Extract all data as written.

Extracted material
══════════════════════════════
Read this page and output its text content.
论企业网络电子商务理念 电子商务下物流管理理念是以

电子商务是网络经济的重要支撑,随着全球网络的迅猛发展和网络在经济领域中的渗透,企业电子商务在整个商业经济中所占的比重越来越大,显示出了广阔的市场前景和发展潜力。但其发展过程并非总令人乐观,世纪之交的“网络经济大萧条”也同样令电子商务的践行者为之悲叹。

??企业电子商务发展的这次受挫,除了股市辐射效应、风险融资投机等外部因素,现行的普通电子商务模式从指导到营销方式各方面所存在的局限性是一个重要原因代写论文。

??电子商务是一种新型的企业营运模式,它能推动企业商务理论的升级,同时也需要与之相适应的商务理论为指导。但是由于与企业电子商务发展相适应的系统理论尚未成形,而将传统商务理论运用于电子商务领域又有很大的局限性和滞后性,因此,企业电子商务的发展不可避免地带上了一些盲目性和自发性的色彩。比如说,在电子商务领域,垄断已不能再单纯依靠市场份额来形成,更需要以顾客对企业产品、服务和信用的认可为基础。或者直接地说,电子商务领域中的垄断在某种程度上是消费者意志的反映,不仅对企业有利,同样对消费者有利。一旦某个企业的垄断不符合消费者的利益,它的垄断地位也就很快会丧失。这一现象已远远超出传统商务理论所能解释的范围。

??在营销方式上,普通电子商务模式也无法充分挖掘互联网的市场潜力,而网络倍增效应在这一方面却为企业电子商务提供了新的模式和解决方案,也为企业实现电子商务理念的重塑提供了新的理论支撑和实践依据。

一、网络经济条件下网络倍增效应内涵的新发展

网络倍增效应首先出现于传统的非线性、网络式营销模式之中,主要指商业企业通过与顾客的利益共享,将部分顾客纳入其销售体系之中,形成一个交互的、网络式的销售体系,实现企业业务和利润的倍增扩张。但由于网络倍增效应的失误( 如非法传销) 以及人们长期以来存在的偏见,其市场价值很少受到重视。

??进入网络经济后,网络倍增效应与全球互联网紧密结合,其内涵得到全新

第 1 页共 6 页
══════════════════════════════
Final result
Read this page and output its text content.
论企业网络电子商务理念 电子商务下物流管理理念是以

电子商务是网络经济的重要支撑,随着全球网络的迅猛发展和网络在经济领域中的渗透,企业电子商务在整个商业经济中所占的比重越来越大,显示出了广阔的市场前景和发展潜力。但其发展过程并非总令人乐观,世纪之交的“网络经济大萧条”也同样令电子商务的践行者为之悲叹。

??企业电子商务发展的这次受挫,除了股市辐射效应、风险融资投机等外部因素,现行的普通电子商务模式从指导到营销方式各方面所存在的局限性是一个重要原因代写论文。

??电子商务是一种新型的企业营运模式,它能推动企业商务理论的升级,同时也需要与之相适应的商务理论为指导。但是由于与企业电子商务发展相适应的系统理论尚未成形,而将传统商务理论运用于电子商务领域又有很大的局限性和滞后性,因此,企业电子商务的发展不可避免地带上了一些盲目性和自发性的色彩。比如说,在电子商务领域,垄断已不能再单纯依靠市场份额来形成,更需要以顾客对企业产品、服务和信用的认可为基础。或者直接地说,电子商务领域中的垄断在某种程度上是消费者意志的反映,不仅对企业有利,同样对消费者有利。一旦某个企业的垄断不符合消费者的利益,它的垄断地位也就很快会丧失。这一现象已远远超出传统商务理论所能解释的范围。

??在营销方式上,普通电子商务模式也无法充分挖掘互联网的市场潜力,而网络倍增效应在这一方面却为企业电子商务提供了新的模式和解决方案,也为企业实现电子商务理念的重塑提供了新的理论支撑和实践依据。

一、网络经济条件下网络倍增效应内涵的新发展

网络倍增效应首先出现于传统的非线性、网络式营销模式之中,主要指商业企业通过与顾客的利益共享,将部分顾客纳入其销售体系之中,形成一个交互的、网络式的销售体系,实现企业业务和利润的倍增扩张。但由于网络倍增效应的失误( 如非法传销) 以及人们长期以来存在的偏见,其市场价值很少受到重视。

??进入网络经济后,网络倍增效应与全球互联网紧密结合,其内涵得到全新

第 1 页共 6 页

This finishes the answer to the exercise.